Data entries
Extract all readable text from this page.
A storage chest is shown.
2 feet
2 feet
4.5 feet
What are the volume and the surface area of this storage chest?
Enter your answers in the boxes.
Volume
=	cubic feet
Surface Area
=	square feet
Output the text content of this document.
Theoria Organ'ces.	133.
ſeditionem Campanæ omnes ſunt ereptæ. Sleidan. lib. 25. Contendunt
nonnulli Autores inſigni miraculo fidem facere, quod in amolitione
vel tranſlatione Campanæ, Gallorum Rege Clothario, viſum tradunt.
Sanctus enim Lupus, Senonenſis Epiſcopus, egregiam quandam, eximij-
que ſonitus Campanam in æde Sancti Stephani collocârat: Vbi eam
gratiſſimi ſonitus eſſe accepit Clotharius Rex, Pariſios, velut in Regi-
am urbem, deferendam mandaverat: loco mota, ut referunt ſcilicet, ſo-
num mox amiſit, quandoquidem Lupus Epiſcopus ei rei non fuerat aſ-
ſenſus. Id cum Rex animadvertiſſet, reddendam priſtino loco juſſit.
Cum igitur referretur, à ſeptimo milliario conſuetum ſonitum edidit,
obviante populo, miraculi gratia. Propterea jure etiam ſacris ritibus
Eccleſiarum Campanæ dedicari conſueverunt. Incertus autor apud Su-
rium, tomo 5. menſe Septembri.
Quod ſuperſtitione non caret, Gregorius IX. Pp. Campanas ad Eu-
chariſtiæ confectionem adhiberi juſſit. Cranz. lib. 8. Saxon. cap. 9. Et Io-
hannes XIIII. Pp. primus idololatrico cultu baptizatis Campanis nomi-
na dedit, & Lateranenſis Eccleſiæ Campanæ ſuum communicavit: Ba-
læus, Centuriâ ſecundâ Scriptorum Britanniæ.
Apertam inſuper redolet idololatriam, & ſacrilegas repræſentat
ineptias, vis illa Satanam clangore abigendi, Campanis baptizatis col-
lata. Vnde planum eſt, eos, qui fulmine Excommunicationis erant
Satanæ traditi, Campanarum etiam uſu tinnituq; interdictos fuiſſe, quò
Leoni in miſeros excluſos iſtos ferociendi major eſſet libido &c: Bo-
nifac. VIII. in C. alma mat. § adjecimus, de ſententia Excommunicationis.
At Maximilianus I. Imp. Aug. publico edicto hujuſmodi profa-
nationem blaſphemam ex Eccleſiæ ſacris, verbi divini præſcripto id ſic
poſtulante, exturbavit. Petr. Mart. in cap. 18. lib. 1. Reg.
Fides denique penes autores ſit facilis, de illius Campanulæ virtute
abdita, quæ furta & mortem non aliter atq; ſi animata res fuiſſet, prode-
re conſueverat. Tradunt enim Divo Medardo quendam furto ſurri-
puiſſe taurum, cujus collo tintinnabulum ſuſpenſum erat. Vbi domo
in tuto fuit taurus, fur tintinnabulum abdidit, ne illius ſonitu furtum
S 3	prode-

# AIM OF THE TASK:
Give the data again, exactly as it stands.

# EXPECTED OUTPUT:
Extract all readable text from this page.
A storage chest is shown.
2 feet
2 feet
4.5 feet
What are the volume and the surface area of this storage chest?
Enter your answers in the boxes.
Volume
=	cubic feet
Surface Area
=	square feet
Output the text content of this document.
Theoria Organ'ces.	133.
ſeditionem Campanæ omnes ſunt ereptæ. Sleidan. lib. 25. Contendunt
nonnulli Autores inſigni miraculo fidem facere, quod in amolitione
vel tranſlatione Campanæ, Gallorum Rege Clothario, viſum tradunt.
Sanctus enim Lupus, Senonenſis Epiſcopus, egregiam quandam, eximij-
que ſonitus Campanam in æde Sancti Stephani collocârat: Vbi eam
gratiſſimi ſonitus eſſe accepit Clotharius Rex, Pariſios, velut in Regi-
am urbem, deferendam mandaverat: loco mota, ut referunt ſcilicet, ſo-
num mox amiſit, quandoquidem Lupus Epiſcopus ei rei non fuerat aſ-
ſenſus. Id cum Rex animadvertiſſet, reddendam priſtino loco juſſit.
Cum igitur referretur, à ſeptimo milliario conſuetum ſonitum edidit,
obviante populo, miraculi gratia. Propterea jure etiam ſacris ritibus
Eccleſiarum Campanæ dedicari conſueverunt. Incertus autor apud Su-
rium, tomo 5. menſe Septembri.
Quod ſuperſtitione non caret, Gregorius IX. Pp. Campanas ad Eu-
chariſtiæ confectionem adhiberi juſſit. Cranz. lib. 8. Saxon. cap. 9. Et Io-
hannes XIIII. Pp. primus idololatrico cultu baptizatis Campanis nomi-
na dedit, & Lateranenſis Eccleſiæ Campanæ ſuum communicavit: Ba-
læus, Centuriâ ſecundâ Scriptorum Britanniæ.
Apertam inſuper redolet idololatriam, & ſacrilegas repræſentat
ineptias, vis illa Satanam clangore abigendi, Campanis baptizatis col-
lata. Vnde planum eſt, eos, qui fulmine Excommunicationis erant
Satanæ traditi, Campanarum etiam uſu tinnituq; interdictos fuiſſe, quò
Leoni in miſeros excluſos iſtos ferociendi major eſſet libido &c: Bo-
nifac. VIII. in C. alma mat. § adjecimus, de ſententia Excommunicationis.
At Maximilianus I. Imp. Aug. publico edicto hujuſmodi profa-
nationem blaſphemam ex Eccleſiæ ſacris, verbi divini præſcripto id ſic
poſtulante, exturbavit. Petr. Mart. in cap. 18. lib. 1. Reg.
Fides denique penes autores ſit facilis, de illius Campanulæ virtute
abdita, quæ furta & mortem non aliter atq; ſi animata res fuiſſet, prode-
re conſueverat. Tradunt enim Divo Medardo quendam furto ſurri-
puiſſe taurum, cujus collo tintinnabulum ſuſpenſum erat. Vbi domo
in tuto fuit taurus, fur tintinnabulum abdidit, ne illius ſonitu furtum
S 3	prode-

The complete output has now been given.